• [Directions] List each line of the records below that contains the string "piece", copying every such line in full.

• [Extracted information]
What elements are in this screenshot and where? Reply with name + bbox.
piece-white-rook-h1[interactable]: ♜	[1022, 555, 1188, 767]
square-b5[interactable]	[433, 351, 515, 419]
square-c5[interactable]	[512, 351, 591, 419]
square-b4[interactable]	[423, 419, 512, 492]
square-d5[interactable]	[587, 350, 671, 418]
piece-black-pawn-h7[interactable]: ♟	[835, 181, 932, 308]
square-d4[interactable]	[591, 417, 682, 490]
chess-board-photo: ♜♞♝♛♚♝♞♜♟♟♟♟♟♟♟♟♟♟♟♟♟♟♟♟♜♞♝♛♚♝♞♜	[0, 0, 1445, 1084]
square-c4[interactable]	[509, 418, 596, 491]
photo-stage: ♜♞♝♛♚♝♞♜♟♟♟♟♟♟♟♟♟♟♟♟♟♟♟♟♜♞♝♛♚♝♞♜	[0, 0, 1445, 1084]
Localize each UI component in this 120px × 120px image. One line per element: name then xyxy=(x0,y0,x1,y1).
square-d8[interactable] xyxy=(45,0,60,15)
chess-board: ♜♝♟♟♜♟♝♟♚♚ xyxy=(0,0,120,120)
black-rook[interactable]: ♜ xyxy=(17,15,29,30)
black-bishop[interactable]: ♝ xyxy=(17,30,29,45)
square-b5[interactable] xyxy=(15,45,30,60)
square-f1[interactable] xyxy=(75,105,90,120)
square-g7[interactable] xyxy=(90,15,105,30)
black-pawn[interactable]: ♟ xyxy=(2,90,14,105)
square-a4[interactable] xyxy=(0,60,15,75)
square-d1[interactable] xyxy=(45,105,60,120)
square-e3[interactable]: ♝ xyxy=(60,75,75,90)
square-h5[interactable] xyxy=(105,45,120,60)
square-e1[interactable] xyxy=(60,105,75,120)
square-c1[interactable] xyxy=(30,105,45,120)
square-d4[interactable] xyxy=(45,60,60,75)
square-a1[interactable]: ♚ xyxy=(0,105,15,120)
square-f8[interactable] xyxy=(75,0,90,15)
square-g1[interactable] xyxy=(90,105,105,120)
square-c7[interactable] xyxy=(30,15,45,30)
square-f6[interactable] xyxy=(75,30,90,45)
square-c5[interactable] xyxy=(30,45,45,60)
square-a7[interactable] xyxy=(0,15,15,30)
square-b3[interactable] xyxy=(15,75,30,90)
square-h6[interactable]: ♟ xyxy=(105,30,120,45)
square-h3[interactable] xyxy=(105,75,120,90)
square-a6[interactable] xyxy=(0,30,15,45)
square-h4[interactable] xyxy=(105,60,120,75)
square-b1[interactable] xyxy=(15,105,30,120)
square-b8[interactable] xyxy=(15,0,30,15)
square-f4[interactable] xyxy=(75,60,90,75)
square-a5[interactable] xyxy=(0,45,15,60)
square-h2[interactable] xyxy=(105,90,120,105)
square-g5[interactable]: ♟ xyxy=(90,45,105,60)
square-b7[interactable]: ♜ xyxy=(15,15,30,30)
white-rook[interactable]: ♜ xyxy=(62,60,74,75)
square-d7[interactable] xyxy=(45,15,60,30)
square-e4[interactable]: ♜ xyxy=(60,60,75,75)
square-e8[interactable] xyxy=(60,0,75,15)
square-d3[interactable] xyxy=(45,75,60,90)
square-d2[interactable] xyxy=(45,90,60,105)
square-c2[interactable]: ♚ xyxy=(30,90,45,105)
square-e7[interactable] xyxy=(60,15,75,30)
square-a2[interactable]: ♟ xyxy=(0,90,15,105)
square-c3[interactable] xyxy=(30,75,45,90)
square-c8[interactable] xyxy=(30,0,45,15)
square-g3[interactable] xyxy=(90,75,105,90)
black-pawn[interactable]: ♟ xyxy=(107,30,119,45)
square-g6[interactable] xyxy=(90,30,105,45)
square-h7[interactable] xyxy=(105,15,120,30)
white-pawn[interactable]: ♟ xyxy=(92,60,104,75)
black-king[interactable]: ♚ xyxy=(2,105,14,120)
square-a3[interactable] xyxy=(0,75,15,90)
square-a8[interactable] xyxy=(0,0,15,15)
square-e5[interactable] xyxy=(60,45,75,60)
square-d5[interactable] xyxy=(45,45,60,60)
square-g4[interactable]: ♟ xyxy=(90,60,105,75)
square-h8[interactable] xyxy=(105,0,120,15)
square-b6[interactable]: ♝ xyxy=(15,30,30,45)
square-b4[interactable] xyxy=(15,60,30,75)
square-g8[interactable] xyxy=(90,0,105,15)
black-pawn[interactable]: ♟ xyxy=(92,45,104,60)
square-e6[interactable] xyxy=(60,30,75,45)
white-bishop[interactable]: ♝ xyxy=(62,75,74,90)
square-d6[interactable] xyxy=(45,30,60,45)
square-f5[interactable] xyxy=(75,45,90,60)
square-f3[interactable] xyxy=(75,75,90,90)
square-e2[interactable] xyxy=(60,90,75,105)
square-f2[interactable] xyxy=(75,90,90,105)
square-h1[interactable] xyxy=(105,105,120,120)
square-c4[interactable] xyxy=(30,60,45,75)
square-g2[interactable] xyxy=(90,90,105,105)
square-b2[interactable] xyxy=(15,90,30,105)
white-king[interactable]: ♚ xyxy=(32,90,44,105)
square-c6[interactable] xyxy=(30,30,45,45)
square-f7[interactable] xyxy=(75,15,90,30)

• [Result of this task]
piece-white-rook-h1[interactable]: ♜	[1022, 555, 1188, 767]
piece-black-pawn-h7[interactable]: ♟	[835, 181, 932, 308]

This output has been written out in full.